##### SOURCE DATA #####

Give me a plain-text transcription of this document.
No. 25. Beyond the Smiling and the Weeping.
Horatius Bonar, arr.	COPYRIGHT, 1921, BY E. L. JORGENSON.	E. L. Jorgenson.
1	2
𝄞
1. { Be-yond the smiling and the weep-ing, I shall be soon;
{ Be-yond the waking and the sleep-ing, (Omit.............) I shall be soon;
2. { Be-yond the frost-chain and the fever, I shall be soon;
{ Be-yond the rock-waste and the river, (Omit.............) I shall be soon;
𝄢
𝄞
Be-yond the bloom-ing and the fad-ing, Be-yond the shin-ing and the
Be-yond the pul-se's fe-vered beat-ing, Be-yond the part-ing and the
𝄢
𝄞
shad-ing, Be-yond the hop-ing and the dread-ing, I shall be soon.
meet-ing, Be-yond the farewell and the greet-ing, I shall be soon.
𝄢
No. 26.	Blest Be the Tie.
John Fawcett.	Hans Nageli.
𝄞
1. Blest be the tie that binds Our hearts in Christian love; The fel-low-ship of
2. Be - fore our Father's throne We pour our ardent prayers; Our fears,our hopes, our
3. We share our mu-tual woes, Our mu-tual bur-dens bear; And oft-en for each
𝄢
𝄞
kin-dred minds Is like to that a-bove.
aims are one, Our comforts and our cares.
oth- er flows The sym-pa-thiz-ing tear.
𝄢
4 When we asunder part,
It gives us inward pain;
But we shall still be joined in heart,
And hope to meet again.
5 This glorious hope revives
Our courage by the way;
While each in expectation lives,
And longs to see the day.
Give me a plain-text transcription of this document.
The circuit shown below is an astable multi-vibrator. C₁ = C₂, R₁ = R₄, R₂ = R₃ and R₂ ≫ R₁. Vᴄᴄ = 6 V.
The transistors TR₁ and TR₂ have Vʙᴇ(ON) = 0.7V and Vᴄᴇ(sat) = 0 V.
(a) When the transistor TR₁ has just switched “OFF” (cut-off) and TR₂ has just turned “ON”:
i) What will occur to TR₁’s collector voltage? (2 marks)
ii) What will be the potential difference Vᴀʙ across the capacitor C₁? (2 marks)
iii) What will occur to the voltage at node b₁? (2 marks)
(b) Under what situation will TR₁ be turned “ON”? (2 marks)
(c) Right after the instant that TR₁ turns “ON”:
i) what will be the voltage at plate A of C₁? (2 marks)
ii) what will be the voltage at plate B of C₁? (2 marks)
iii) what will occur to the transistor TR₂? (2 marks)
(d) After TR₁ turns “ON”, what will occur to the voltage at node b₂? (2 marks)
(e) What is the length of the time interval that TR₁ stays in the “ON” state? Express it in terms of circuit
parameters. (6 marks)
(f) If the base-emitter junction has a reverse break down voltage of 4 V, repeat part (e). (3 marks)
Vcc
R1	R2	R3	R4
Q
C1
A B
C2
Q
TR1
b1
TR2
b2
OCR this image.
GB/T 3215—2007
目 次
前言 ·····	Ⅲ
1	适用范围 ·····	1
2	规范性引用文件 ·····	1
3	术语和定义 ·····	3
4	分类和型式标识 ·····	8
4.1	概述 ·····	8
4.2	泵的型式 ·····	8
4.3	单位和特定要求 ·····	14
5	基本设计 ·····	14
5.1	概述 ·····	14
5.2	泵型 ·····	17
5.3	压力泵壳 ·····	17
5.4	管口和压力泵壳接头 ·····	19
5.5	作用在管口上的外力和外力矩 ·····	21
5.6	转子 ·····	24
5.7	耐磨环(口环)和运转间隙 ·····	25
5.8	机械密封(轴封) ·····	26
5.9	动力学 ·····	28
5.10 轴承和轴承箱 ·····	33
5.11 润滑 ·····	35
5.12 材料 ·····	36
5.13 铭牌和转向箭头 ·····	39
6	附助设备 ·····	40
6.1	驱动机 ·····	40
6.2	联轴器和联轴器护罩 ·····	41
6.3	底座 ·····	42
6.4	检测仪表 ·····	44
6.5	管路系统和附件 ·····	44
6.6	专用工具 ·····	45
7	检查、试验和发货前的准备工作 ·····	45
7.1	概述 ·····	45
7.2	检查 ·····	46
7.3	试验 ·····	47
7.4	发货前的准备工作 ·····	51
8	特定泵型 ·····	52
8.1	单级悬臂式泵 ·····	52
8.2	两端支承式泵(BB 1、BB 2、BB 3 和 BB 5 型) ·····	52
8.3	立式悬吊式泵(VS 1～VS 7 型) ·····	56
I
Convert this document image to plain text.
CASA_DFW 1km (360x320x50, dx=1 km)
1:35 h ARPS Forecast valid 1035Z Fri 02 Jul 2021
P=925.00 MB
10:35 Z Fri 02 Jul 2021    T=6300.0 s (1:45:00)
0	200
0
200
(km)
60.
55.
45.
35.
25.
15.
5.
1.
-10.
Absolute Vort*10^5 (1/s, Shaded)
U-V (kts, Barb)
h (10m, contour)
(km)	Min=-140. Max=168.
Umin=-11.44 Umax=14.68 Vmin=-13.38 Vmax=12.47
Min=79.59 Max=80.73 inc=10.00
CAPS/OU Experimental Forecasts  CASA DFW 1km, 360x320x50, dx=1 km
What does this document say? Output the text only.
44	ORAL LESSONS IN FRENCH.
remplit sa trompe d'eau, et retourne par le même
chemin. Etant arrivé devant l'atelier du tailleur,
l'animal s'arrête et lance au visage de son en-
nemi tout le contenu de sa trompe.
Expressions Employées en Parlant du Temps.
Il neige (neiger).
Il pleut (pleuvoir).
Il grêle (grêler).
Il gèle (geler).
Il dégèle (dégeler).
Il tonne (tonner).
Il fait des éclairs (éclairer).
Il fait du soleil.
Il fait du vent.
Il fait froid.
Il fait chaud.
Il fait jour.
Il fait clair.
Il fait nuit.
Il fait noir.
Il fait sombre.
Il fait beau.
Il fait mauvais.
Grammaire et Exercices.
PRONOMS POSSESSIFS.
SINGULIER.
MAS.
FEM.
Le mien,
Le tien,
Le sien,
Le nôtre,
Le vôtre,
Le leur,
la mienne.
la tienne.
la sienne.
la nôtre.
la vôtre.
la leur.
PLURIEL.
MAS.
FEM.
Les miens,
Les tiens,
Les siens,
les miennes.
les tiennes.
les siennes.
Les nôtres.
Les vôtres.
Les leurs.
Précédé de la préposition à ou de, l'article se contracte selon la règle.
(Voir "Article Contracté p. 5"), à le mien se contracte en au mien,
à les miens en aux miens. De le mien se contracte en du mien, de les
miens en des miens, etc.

#####

WHAT TO PRODUCE:
Scan the material above. Return every line containing the string "will".

FINAL RESULT:
i) What will occur to TR₁’s collector voltage? (2 marks)
ii) What will be the potential difference Vᴀʙ across the capacitor C₁? (2 marks)
iii) What will occur to the voltage at node b₁? (2 marks)
(b) Under what situation will TR₁ be turned “ON”? (2 marks)
i) what will be the voltage at plate A of C₁? (2 marks)
ii) what will be the voltage at plate B of C₁? (2 marks)
iii) what will occur to the transistor TR₂? (2 marks)
(d) After TR₁ turns “ON”, what will occur to the voltage at node b₂? (2 marks)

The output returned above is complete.